Problem description: Every line below that mentions the word "Bevölkerung" should be copied out.

----------

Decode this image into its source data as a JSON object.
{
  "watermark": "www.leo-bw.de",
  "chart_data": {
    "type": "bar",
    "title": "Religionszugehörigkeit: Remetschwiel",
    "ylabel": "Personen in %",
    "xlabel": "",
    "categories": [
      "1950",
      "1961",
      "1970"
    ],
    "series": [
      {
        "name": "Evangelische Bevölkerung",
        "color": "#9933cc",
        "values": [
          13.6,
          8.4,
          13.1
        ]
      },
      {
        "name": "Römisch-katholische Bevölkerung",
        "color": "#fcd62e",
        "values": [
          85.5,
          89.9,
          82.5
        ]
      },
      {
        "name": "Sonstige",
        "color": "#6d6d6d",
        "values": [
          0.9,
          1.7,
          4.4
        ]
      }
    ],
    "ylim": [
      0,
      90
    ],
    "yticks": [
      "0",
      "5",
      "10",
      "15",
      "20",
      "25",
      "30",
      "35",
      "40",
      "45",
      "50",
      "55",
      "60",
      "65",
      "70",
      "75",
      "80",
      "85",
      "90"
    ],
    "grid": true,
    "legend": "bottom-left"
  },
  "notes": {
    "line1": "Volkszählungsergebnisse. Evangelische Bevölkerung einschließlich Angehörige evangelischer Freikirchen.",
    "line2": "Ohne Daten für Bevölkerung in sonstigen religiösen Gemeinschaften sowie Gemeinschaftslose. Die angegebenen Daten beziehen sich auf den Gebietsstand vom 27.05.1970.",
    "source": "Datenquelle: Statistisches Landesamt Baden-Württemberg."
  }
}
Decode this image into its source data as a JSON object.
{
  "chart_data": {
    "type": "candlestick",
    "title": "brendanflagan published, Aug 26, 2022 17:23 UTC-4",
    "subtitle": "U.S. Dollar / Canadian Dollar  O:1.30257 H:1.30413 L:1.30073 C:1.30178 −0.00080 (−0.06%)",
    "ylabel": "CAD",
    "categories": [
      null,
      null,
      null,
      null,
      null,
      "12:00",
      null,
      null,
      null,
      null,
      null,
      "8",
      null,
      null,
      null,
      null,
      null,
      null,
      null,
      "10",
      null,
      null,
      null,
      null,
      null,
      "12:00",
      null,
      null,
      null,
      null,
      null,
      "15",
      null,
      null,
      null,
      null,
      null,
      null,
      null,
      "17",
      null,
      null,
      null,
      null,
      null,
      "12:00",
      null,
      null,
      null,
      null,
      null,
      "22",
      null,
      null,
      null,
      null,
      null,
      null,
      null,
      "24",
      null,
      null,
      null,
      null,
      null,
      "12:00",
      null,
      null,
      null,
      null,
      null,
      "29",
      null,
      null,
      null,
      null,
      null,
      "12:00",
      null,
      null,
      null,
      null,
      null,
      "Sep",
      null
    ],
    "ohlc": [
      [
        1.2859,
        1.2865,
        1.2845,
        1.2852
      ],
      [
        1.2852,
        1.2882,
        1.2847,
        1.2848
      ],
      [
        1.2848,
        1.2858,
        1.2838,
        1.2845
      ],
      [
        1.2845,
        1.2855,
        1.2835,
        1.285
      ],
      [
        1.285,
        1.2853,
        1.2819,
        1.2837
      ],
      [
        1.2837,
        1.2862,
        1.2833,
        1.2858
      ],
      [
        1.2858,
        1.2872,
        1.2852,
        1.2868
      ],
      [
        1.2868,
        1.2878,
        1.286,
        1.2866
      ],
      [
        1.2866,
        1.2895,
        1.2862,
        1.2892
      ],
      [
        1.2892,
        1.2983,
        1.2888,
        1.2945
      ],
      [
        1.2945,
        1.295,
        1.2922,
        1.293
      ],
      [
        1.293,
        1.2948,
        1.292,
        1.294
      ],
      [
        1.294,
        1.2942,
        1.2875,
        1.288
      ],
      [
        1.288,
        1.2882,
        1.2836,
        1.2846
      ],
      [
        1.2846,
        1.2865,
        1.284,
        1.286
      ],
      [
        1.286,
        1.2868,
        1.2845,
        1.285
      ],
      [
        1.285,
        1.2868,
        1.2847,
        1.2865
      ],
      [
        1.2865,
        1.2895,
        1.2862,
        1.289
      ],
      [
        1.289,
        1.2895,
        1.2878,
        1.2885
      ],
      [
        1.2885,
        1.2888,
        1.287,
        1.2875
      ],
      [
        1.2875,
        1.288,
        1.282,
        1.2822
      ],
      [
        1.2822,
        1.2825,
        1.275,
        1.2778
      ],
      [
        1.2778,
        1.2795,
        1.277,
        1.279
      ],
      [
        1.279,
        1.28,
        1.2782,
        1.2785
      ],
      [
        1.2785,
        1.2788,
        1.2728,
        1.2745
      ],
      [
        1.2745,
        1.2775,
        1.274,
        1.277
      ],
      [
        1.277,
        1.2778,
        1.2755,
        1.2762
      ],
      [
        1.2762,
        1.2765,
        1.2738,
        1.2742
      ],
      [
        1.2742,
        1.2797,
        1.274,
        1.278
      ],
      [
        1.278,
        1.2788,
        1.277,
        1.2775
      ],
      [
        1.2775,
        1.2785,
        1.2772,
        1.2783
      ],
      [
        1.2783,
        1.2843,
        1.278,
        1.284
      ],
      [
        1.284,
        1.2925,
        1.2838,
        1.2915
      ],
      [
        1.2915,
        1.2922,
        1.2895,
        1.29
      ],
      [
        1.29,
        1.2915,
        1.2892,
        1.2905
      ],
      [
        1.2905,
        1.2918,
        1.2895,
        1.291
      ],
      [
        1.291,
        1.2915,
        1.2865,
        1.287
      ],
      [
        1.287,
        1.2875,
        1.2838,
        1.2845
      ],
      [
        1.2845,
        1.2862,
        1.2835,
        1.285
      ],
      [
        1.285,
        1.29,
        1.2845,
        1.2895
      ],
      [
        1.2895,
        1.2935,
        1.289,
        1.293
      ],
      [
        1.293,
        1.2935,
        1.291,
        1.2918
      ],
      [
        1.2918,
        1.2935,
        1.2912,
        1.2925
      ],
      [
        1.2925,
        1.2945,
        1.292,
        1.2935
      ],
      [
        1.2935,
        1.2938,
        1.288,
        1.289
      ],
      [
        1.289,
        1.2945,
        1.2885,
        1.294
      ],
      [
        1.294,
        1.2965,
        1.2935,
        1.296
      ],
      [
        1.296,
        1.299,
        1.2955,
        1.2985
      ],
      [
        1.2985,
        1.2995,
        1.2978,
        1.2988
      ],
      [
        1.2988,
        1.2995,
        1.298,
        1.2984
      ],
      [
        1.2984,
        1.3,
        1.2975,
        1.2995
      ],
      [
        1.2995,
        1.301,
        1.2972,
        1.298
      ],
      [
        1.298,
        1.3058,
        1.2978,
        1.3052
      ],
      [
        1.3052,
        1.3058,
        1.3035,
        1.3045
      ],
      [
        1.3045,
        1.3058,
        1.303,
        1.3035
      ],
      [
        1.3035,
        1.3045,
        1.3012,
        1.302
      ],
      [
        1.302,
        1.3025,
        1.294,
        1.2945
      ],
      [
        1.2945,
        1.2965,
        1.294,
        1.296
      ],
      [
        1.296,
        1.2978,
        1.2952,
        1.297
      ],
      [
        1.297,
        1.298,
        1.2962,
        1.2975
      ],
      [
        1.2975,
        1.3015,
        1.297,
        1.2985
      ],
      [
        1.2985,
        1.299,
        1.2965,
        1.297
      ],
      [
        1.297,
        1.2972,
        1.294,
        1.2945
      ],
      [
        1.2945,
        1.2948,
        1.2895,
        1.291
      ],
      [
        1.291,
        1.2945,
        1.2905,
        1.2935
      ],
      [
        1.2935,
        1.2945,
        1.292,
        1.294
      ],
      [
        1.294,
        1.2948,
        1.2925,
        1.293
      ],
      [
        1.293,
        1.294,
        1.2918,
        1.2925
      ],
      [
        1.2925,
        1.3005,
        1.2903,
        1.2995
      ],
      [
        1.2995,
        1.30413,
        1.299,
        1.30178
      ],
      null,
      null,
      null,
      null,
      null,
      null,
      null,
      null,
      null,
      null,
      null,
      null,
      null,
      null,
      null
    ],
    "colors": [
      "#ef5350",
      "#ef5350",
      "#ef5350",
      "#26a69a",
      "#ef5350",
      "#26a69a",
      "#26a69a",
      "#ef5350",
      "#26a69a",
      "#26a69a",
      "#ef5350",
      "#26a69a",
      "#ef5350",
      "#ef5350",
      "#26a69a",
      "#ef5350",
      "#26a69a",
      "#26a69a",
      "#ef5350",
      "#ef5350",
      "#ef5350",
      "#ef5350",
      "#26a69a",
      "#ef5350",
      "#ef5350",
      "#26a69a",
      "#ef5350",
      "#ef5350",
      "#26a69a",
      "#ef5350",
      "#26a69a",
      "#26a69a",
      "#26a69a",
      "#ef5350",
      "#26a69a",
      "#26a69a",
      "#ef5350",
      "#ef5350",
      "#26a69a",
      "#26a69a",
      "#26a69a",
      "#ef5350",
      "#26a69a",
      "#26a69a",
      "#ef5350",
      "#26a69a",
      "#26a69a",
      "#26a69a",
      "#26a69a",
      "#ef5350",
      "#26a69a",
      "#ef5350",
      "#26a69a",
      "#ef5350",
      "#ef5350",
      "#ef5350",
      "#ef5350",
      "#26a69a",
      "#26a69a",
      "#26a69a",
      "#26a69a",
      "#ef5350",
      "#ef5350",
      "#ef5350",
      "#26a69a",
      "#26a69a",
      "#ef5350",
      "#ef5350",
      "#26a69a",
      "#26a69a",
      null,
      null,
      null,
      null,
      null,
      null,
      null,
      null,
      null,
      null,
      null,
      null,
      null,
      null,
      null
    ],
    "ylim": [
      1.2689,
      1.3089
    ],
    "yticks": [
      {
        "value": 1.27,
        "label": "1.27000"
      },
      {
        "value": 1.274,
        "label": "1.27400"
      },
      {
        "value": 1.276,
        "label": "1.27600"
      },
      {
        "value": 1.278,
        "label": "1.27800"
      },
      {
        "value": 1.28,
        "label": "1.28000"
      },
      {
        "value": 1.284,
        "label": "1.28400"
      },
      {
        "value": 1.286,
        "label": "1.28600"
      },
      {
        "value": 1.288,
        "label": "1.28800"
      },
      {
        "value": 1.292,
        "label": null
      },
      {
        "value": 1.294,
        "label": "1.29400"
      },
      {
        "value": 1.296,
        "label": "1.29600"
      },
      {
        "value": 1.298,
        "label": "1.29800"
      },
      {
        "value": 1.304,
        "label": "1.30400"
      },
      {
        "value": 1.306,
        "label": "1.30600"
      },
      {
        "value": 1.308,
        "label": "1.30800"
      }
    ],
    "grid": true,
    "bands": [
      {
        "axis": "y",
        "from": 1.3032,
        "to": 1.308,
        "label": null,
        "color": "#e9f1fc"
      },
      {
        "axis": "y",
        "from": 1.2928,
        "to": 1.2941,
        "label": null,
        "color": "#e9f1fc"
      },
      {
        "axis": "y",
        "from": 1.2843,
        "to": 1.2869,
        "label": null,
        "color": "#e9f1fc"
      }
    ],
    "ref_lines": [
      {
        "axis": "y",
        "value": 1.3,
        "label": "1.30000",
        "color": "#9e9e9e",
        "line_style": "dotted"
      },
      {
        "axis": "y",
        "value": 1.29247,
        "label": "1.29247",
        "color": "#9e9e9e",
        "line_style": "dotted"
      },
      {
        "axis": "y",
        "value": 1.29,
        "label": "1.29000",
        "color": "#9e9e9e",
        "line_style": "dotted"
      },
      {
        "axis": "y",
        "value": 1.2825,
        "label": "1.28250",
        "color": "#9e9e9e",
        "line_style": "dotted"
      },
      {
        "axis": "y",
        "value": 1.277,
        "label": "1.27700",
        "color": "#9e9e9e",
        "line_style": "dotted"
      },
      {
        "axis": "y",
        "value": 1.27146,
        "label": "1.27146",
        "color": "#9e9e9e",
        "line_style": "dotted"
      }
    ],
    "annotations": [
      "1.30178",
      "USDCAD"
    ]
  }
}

----------

Completed task:
        "name": "Evangelische Bevölkerung",
        "name": "Römisch-katholische Bevölkerung",
    "line1": "Volkszählungsergebnisse. Evangelische Bevölkerung einschließlich Angehörige evangelischer Freikirchen.",
    "line2": "Ohne Daten für Bevölkerung in sonstigen religiösen Gemeinschaften sowie Gemeinschaftslose. Die angegebenen Daten beziehen sich auf den Gebietsstand vom 27.05.1970.",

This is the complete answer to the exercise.